-- start Material for this exercise --

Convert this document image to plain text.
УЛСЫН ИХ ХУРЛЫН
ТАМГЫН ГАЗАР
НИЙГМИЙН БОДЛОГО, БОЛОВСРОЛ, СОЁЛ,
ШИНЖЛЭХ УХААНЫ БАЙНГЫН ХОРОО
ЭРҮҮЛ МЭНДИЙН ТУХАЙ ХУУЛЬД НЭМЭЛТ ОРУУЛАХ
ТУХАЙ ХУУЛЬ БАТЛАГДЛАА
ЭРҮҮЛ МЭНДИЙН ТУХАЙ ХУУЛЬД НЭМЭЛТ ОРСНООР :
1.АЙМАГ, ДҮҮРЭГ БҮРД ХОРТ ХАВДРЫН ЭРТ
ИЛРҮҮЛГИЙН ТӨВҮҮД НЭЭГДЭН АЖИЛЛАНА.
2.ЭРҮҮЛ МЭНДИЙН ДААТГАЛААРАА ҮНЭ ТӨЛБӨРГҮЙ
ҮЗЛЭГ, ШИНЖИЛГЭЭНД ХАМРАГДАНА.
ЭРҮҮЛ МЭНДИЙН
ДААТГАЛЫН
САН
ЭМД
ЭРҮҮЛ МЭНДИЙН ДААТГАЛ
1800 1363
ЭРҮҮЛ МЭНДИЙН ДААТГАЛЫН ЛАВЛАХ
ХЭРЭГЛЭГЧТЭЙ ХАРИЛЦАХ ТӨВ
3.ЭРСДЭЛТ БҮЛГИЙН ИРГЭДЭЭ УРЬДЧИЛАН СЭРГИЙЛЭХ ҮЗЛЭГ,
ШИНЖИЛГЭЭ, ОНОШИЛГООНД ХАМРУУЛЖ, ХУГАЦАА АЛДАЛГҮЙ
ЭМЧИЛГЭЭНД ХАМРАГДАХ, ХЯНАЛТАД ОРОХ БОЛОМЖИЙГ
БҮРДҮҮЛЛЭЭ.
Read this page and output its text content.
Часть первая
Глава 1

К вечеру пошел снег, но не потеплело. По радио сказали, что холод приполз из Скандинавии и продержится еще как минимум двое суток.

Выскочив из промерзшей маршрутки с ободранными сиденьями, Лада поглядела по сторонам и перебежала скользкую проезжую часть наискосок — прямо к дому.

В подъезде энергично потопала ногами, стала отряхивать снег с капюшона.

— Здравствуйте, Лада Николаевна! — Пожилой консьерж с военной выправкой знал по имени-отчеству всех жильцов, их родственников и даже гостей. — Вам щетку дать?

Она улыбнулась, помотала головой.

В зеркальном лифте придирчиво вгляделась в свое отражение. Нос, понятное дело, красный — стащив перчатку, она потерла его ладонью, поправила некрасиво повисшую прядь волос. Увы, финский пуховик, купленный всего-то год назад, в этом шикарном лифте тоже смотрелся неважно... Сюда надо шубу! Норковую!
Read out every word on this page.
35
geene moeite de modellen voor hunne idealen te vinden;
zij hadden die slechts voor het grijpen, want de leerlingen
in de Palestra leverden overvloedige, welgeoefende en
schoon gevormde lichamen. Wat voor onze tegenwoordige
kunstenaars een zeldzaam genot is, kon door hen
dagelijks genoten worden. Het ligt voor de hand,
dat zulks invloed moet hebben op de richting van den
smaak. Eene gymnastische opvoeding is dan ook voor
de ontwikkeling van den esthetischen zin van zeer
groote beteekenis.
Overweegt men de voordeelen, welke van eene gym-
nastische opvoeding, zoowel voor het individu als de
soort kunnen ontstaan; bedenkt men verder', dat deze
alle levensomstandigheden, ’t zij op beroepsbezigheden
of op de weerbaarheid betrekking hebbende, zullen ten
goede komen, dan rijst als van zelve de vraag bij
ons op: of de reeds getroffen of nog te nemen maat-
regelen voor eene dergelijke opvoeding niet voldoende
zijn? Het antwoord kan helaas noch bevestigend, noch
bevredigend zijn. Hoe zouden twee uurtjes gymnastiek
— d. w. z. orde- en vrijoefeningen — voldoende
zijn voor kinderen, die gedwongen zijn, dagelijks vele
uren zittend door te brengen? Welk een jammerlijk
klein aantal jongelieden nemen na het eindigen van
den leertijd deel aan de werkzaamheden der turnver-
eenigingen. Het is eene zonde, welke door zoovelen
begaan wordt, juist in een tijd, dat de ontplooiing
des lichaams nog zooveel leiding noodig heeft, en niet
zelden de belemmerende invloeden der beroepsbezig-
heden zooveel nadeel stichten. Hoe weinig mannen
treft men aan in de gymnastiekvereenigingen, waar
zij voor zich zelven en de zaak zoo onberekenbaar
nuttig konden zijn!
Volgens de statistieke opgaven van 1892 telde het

-- end Material for this exercise --

• _Task objective_: Copy every line of the material, please, keeping it exactly the same.

• _Worked solution_:
Convert this document image to plain text.
УЛСЫН ИХ ХУРЛЫН
ТАМГЫН ГАЗАР
НИЙГМИЙН БОДЛОГО, БОЛОВСРОЛ, СОЁЛ,
ШИНЖЛЭХ УХААНЫ БАЙНГЫН ХОРОО
ЭРҮҮЛ МЭНДИЙН ТУХАЙ ХУУЛЬД НЭМЭЛТ ОРУУЛАХ
ТУХАЙ ХУУЛЬ БАТЛАГДЛАА
ЭРҮҮЛ МЭНДИЙН ТУХАЙ ХУУЛЬД НЭМЭЛТ ОРСНООР :
1.АЙМАГ, ДҮҮРЭГ БҮРД ХОРТ ХАВДРЫН ЭРТ
ИЛРҮҮЛГИЙН ТӨВҮҮД НЭЭГДЭН АЖИЛЛАНА.
2.ЭРҮҮЛ МЭНДИЙН ДААТГАЛААРАА ҮНЭ ТӨЛБӨРГҮЙ
ҮЗЛЭГ, ШИНЖИЛГЭЭНД ХАМРАГДАНА.
ЭРҮҮЛ МЭНДИЙН
ДААТГАЛЫН
САН
ЭМД
ЭРҮҮЛ МЭНДИЙН ДААТГАЛ
1800 1363
ЭРҮҮЛ МЭНДИЙН ДААТГАЛЫН ЛАВЛАХ
ХЭРЭГЛЭГЧТЭЙ ХАРИЛЦАХ ТӨВ
3.ЭРСДЭЛТ БҮЛГИЙН ИРГЭДЭЭ УРЬДЧИЛАН СЭРГИЙЛЭХ ҮЗЛЭГ,
ШИНЖИЛГЭЭ, ОНОШИЛГООНД ХАМРУУЛЖ, ХУГАЦАА АЛДАЛГҮЙ
ЭМЧИЛГЭЭНД ХАМРАГДАХ, ХЯНАЛТАД ОРОХ БОЛОМЖИЙГ
БҮРДҮҮЛЛЭЭ.
Read this page and output its text content.
Часть первая
Глава 1

К вечеру пошел снег, но не потеплело. По радио сказали, что холод приполз из Скандинавии и продержится еще как минимум двое суток.

Выскочив из промерзшей маршрутки с ободранными сиденьями, Лада поглядела по сторонам и перебежала скользкую проезжую часть наискосок — прямо к дому.

В подъезде энергично потопала ногами, стала отряхивать снег с капюшона.

— Здравствуйте, Лада Николаевна! — Пожилой консьерж с военной выправкой знал по имени-отчеству всех жильцов, их родственников и даже гостей. — Вам щетку дать?

Она улыбнулась, помотала головой.

В зеркальном лифте придирчиво вгляделась в свое отражение. Нос, понятное дело, красный — стащив перчатку, она потерла его ладонью, поправила некрасиво повисшую прядь волос. Увы, финский пуховик, купленный всего-то год назад, в этом шикарном лифте тоже смотрелся неважно... Сюда надо шубу! Норковую!
Read out every word on this page.
35
geene moeite de modellen voor hunne idealen te vinden;
zij hadden die slechts voor het grijpen, want de leerlingen
in de Palestra leverden overvloedige, welgeoefende en
schoon gevormde lichamen. Wat voor onze tegenwoordige
kunstenaars een zeldzaam genot is, kon door hen
dagelijks genoten worden. Het ligt voor de hand,
dat zulks invloed moet hebben op de richting van den
smaak. Eene gymnastische opvoeding is dan ook voor
de ontwikkeling van den esthetischen zin van zeer
groote beteekenis.
Overweegt men de voordeelen, welke van eene gym-
nastische opvoeding, zoowel voor het individu als de
soort kunnen ontstaan; bedenkt men verder', dat deze
alle levensomstandigheden, ’t zij op beroepsbezigheden
of op de weerbaarheid betrekking hebbende, zullen ten
goede komen, dan rijst als van zelve de vraag bij
ons op: of de reeds getroffen of nog te nemen maat-
regelen voor eene dergelijke opvoeding niet voldoende
zijn? Het antwoord kan helaas noch bevestigend, noch
bevredigend zijn. Hoe zouden twee uurtjes gymnastiek
— d. w. z. orde- en vrijoefeningen — voldoende
zijn voor kinderen, die gedwongen zijn, dagelijks vele
uren zittend door te brengen? Welk een jammerlijk
klein aantal jongelieden nemen na het eindigen van
den leertijd deel aan de werkzaamheden der turnver-
eenigingen. Het is eene zonde, welke door zoovelen
begaan wordt, juist in een tijd, dat de ontplooiing
des lichaams nog zooveel leiding noodig heeft, en niet
zelden de belemmerende invloeden der beroepsbezig-
heden zooveel nadeel stichten. Hoe weinig mannen
treft men aan in de gymnastiekvereenigingen, waar
zij voor zich zelven en de zaak zoo onberekenbaar
nuttig konden zijn!
Volgens de statistieke opgaven van 1892 telde het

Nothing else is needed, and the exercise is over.